-- begin Source material --

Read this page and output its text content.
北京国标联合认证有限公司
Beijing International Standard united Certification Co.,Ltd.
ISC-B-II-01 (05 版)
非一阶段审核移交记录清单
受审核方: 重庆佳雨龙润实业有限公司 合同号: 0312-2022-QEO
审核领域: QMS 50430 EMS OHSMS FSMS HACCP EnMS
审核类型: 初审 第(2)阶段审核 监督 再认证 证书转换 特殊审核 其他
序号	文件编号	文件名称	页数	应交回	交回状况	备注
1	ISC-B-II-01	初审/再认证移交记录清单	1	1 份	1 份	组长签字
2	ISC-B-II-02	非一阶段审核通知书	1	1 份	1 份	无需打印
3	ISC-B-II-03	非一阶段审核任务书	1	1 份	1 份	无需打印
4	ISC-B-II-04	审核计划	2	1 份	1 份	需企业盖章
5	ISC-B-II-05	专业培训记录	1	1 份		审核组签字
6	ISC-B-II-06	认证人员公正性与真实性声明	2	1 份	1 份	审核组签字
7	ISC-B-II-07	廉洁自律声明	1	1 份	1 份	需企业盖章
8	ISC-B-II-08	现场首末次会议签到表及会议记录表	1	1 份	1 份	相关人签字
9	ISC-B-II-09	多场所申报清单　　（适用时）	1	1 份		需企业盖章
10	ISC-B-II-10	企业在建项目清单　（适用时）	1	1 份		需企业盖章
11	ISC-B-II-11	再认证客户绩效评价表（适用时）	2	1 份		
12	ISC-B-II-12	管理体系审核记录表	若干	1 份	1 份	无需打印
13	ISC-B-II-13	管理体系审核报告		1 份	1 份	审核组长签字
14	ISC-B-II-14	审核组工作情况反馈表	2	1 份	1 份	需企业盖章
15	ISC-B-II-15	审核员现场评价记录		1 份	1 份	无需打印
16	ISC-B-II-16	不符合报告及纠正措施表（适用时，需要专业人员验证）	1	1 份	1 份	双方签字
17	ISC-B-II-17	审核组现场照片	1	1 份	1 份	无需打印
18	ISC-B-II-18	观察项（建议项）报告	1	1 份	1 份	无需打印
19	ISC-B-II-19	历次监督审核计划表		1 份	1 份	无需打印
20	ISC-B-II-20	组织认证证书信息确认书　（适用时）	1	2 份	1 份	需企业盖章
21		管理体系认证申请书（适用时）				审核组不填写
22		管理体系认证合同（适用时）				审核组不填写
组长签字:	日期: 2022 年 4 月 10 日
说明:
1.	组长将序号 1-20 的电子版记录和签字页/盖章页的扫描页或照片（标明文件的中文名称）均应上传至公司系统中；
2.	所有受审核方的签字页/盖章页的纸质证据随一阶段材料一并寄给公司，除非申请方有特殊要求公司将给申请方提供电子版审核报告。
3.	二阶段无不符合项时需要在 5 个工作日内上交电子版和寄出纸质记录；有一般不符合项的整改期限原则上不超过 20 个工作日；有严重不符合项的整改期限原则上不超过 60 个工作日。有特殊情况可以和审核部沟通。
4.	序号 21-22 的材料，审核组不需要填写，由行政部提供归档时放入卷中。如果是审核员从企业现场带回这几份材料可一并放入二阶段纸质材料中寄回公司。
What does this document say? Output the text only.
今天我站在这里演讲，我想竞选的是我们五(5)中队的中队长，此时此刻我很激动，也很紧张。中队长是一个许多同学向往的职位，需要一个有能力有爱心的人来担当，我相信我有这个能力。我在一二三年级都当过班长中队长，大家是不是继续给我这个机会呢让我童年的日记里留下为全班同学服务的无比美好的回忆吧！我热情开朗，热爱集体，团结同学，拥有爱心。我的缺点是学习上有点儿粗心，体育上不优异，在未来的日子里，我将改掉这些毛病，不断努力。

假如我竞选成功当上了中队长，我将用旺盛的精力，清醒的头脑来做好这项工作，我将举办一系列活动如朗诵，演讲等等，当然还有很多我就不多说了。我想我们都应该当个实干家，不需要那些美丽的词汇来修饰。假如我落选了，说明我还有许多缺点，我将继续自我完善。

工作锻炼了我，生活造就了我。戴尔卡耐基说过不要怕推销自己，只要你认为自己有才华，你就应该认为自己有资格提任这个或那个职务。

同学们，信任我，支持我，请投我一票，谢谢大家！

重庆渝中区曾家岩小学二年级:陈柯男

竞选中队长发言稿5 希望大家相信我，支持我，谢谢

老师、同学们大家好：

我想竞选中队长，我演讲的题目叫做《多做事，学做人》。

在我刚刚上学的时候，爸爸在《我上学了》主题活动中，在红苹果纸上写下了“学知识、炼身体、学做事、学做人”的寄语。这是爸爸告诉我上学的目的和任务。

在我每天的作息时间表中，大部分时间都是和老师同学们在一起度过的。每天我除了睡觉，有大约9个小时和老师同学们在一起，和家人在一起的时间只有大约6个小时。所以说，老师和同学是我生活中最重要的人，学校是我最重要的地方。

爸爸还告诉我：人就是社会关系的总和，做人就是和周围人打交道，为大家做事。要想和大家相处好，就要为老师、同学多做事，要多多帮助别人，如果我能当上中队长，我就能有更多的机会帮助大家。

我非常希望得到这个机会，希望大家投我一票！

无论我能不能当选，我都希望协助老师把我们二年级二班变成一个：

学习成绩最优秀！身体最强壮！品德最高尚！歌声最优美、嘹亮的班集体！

-- end Source material --

# [Exercise]
Go back to the data above and please quote exactly, and only, the lines from the line with "What does this" through its last line.

# [Answer]
What does this document say? Output the text only.
今天我站在这里演讲，我想竞选的是我们五(5)中队的中队长，此时此刻我很激动，也很紧张。中队长是一个许多同学向往的职位，需要一个有能力有爱心的人来担当，我相信我有这个能力。我在一二三年级都当过班长中队长，大家是不是继续给我这个机会呢让我童年的日记里留下为全班同学服务的无比美好的回忆吧！我热情开朗，热爱集体，团结同学，拥有爱心。我的缺点是学习上有点儿粗心，体育上不优异，在未来的日子里，我将改掉这些毛病，不断努力。

假如我竞选成功当上了中队长，我将用旺盛的精力，清醒的头脑来做好这项工作，我将举办一系列活动如朗诵，演讲等等，当然还有很多我就不多说了。我想我们都应该当个实干家，不需要那些美丽的词汇来修饰。假如我落选了，说明我还有许多缺点，我将继续自我完善。

工作锻炼了我，生活造就了我。戴尔卡耐基说过不要怕推销自己，只要你认为自己有才华，你就应该认为自己有资格提任这个或那个职务。

同学们，信任我，支持我，请投我一票，谢谢大家！

重庆渝中区曾家岩小学二年级:陈柯男

竞选中队长发言稿5 希望大家相信我，支持我，谢谢

老师、同学们大家好：

我想竞选中队长，我演讲的题目叫做《多做事，学做人》。

在我刚刚上学的时候，爸爸在《我上学了》主题活动中，在红苹果纸上写下了“学知识、炼身体、学做事、学做人”的寄语。这是爸爸告诉我上学的目的和任务。

在我每天的作息时间表中，大部分时间都是和老师同学们在一起度过的。每天我除了睡觉，有大约9个小时和老师同学们在一起，和家人在一起的时间只有大约6个小时。所以说，老师和同学是我生活中最重要的人，学校是我最重要的地方。

爸爸还告诉我：人就是社会关系的总和，做人就是和周围人打交道，为大家做事。要想和大家相处好，就要为老师、同学多做事，要多多帮助别人，如果我能当上中队长，我就能有更多的机会帮助大家。

我非常希望得到这个机会，希望大家投我一票！

无论我能不能当选，我都希望协助老师把我们二年级二班变成一个：

学习成绩最优秀！身体最强壮！品德最高尚！歌声最优美、嘹亮的班集体！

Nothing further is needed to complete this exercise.